● **Problem**: Set down, word for word, the passage of the Vagrant text that begins at "For new Vagrant" and stops after "customize the virtual machine.".

● **Text shown**:
--------------------

Vagrant supports multiple types of hypervisor such as VirtualBox, VMware Fusion, VMware Workstation, Hyper-V and Docker. It is worth mentioning that thanks to the plugable provider architecture, Vagrant is able to manage virtual machines in cloud service like AWS, DigitalOcean, VMware vSphere, OpenStack besides hypervisors mentioned before.

Box

Box packages OS images required by the underlying hypervisor to run the virtual machine. Typically, each hypervisor has its own OS image format. Thus when building or downloading boxes, you have to choose the target hypervisor. Boxes are organized in local repo located in $HOME/.vagrant.d/boxes. There are multiple ways to add a box to the local box repo.

  • From HashiCorp’s box discovery service. You can search the OS box you want to run and add it to the local repo by vagrant box add command. Note, you should ALWAYS download the boxes you trust. Fortunately, some popular OS distributions like CentOS and Ubuntu provide the OS boxes officially. HashiCorp provides some boxes too.
  • Use Packer, another tool from HashiCorp to build boxes from iso images. Chef provides a whole bunch of Packer templates in GitHub to make life much more easier.
  • Create box from existing virtual machines running in different hypervisor. See the doc for more detail.

For new Vagrant users, the first method should be preferred because it is easy. For example, a CentOS 7 box could be added by one command line vagrant box add centos/7. The box is trusted because it is distributed officially.

Tip: In some districts like China mainland, it would takes several hours to download the whole box and the download has to be restarted from the begin if any error occurs during transfer which is really painful sometime. A workaround is using some download tools like Thunder to download Vagrant box manually to local hostand then add it to the box repo.

Provisioner

The example doesn’t leverage any provisioner but we have mentioned that one of the essential parts of a development environment is the toolchain. It is impractical to package all the development tools in a box thus the Vagrant provides facility to customize the virtual machine.

There are many deveops tools available to automate configuration management such as Ansible, Puppet, SaltStack and Chef. Vagrant does not reinvent the wheel. Instead, it makes an abstract on different tools so the users could choose any technique they want. The tools are called provisioners.

Supported provisioner list could be found in the doc. You could choose any one you want. If you don’t have experience with any tool yet, I strongly recommend Anislbe because it is simple yet powerful.

What is Next

Vagrant is a powerful tool. It is impossible to cover everything in a single post. Here are some other interesting topics deserves to be explored.

--------------------

● **Supplied information**:
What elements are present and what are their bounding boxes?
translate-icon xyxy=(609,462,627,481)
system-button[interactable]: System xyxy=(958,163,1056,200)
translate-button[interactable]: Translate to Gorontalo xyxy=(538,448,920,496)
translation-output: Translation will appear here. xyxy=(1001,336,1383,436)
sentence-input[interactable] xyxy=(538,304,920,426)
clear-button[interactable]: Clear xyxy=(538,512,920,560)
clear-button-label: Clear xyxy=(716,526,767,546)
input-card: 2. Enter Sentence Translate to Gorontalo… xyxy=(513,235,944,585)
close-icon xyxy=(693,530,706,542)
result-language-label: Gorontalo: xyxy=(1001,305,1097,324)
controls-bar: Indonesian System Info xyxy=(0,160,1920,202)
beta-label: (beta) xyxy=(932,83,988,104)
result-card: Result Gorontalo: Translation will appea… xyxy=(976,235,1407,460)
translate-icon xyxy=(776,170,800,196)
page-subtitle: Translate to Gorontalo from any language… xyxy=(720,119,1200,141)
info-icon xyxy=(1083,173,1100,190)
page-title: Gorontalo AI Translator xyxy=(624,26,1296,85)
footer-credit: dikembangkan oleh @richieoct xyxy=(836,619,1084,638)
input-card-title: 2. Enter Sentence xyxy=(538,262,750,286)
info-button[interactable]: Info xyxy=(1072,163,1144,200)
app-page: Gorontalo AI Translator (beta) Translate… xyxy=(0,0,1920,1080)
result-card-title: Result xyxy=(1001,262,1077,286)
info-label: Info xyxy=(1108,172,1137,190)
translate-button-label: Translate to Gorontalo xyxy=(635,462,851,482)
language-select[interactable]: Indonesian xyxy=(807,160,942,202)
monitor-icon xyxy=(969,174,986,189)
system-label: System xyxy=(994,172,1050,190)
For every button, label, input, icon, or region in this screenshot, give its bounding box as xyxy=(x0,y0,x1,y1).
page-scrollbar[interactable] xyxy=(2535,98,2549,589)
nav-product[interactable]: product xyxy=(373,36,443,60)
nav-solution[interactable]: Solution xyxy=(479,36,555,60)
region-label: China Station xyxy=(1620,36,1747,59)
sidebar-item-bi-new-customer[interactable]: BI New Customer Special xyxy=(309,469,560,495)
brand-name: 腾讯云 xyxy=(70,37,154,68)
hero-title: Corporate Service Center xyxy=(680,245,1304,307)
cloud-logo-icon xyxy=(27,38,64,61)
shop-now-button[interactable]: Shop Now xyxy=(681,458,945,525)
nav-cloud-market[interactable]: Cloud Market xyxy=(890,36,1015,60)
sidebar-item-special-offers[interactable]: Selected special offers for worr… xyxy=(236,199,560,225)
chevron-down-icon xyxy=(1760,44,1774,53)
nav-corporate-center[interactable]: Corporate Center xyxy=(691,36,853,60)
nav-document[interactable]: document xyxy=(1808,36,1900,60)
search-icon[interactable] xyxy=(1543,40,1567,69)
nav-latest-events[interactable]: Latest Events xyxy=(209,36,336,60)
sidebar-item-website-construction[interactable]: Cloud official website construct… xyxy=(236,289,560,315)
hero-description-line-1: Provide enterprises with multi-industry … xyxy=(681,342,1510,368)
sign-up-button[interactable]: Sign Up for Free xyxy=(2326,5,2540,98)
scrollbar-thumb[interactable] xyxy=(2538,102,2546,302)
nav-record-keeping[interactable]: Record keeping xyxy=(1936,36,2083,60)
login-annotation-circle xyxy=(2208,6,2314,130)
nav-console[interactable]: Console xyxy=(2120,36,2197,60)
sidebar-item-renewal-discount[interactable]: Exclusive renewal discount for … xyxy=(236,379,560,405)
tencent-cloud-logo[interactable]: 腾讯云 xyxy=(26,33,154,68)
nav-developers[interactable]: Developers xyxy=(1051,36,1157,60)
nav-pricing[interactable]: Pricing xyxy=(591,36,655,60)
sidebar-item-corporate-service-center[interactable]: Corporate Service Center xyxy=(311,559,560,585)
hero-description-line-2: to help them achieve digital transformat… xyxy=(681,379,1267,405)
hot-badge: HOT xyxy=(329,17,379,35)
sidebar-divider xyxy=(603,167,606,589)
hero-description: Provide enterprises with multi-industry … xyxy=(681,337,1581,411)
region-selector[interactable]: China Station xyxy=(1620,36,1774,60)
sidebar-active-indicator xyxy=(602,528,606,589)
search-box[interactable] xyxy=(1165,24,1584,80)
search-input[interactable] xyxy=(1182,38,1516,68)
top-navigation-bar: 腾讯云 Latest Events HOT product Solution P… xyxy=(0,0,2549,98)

--------------------

● **Task result**:
For new Vagrant users, the first method should be preferred because it is easy. For example, a CentOS 7 box could be added by one command line vagrant box add centos/7. The box is trusted because it is distributed officially.

Tip: In some districts like China mainland, it would takes several hours to download the whole box and the download has to be restarted from the begin if any error occurs during transfer which is really painful sometime. A workaround is using some download tools like Thunder to download Vagrant box manually to local hostand then add it to the box repo.

Provisioner

The example doesn’t leverage any provisioner but we have mentioned that one of the essential parts of a development environment is the toolchain. It is impractical to package all the development tools in a box thus the Vagrant provides facility to customize the virtual machine.